== Task requirements ==
Every entry below should be transcribed exactly; pictures stay out of the copy.

== Records for this task ==
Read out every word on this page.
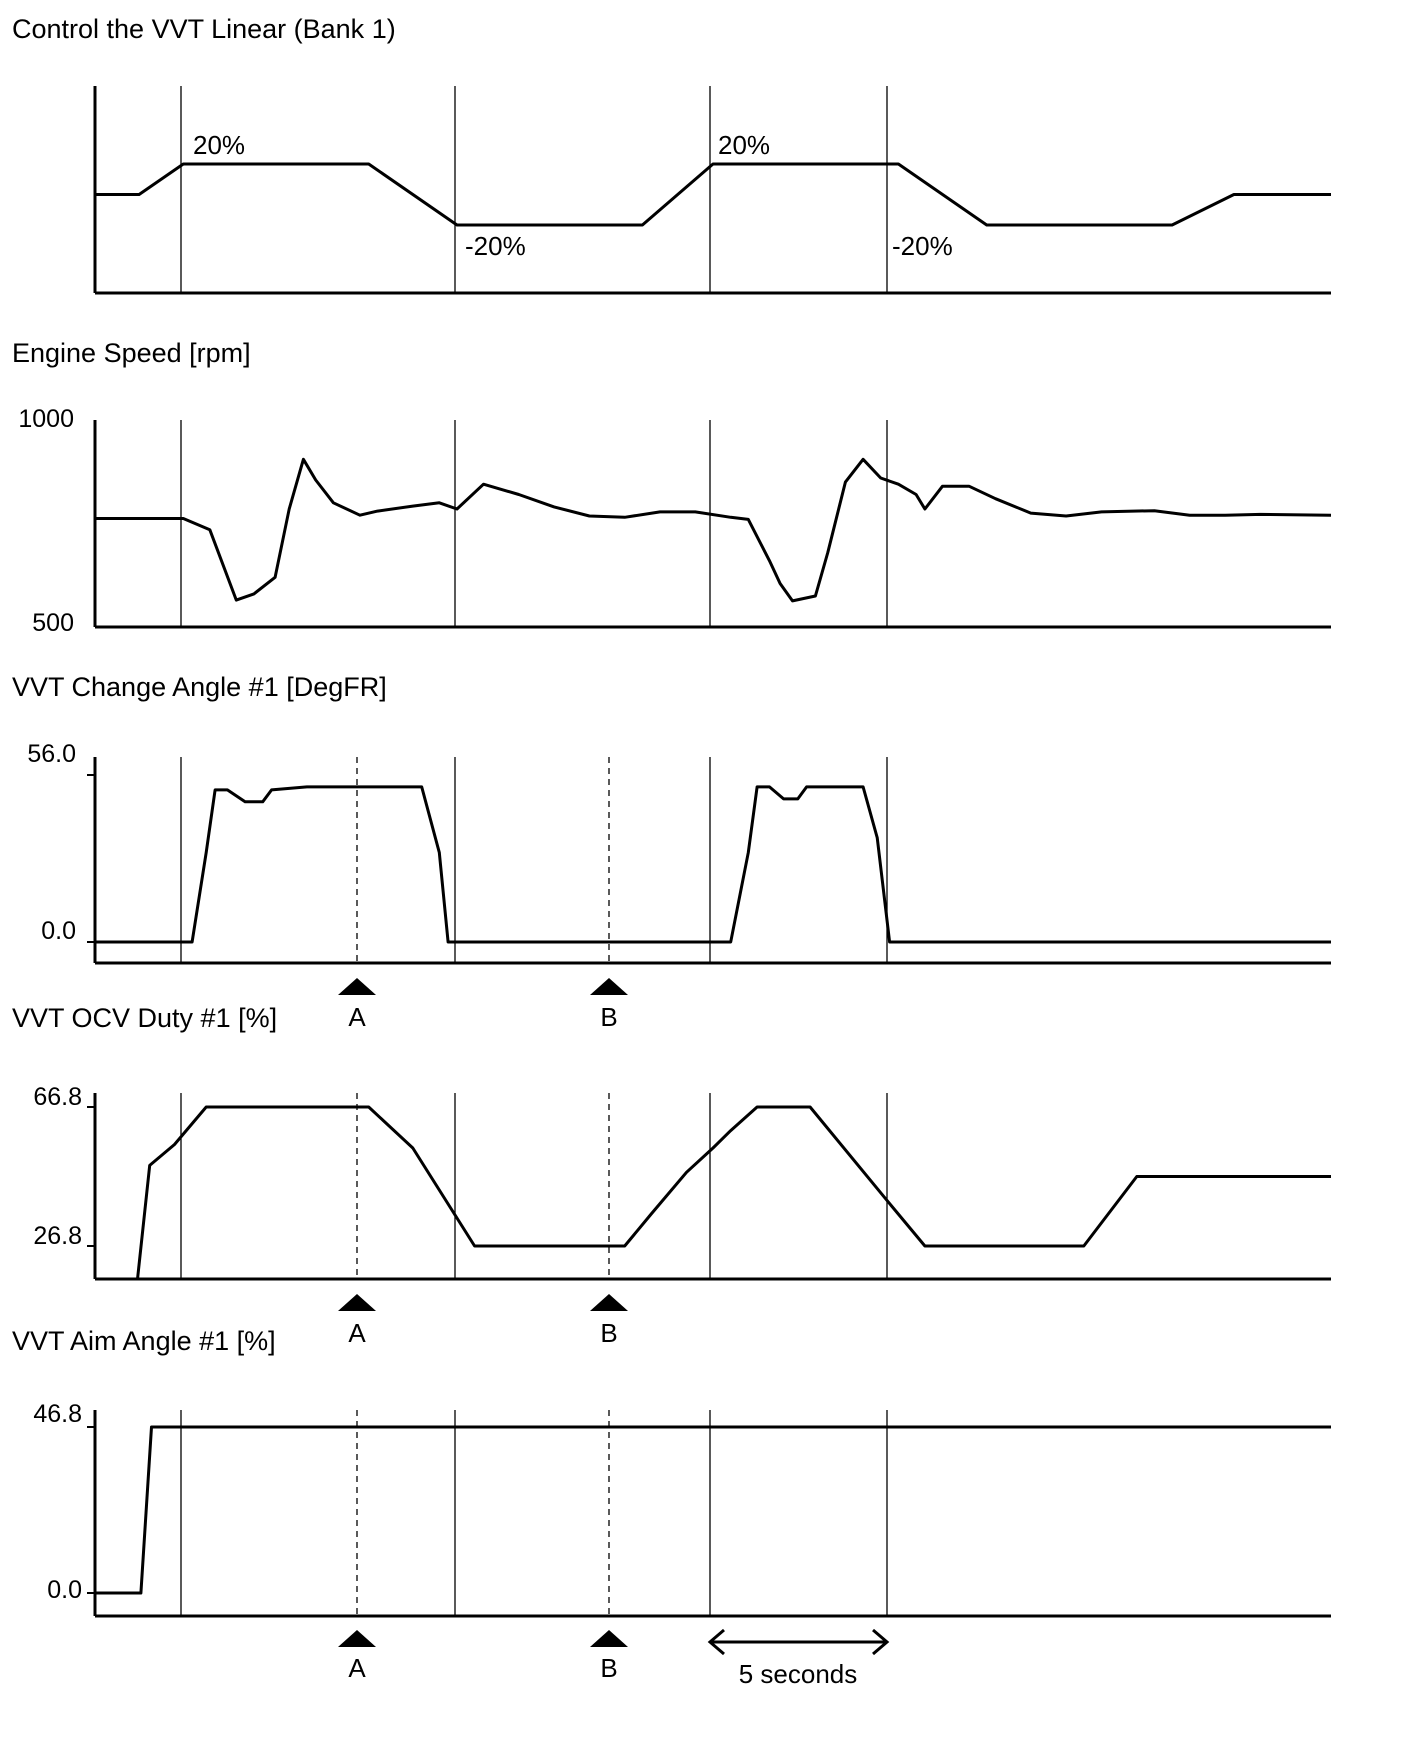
Control the VVT Linear (Bank 1)
20%
-20%
20%
-20%
Engine Speed [rpm]
1000
500
VVT Change Angle #1 [DegFR]
56.0
0.0
VVT OCV Duty #1 [%]
66.8
26.8
VVT Aim Angle #1 [%]
46.8
0.0
A	B
A	B
A	B	5 seconds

== Answer to the task ==
Read out every word on this page.
Control the VVT Linear (Bank 1)
20%
-20%
20%
-20%
Engine Speed [rpm]
1000
500
VVT Change Angle #1 [DegFR]
56.0
0.0
VVT OCV Duty #1 [%]
66.8
26.8
VVT Aim Angle #1 [%]
46.8
0.0
A	B
A	B
A	B	5 seconds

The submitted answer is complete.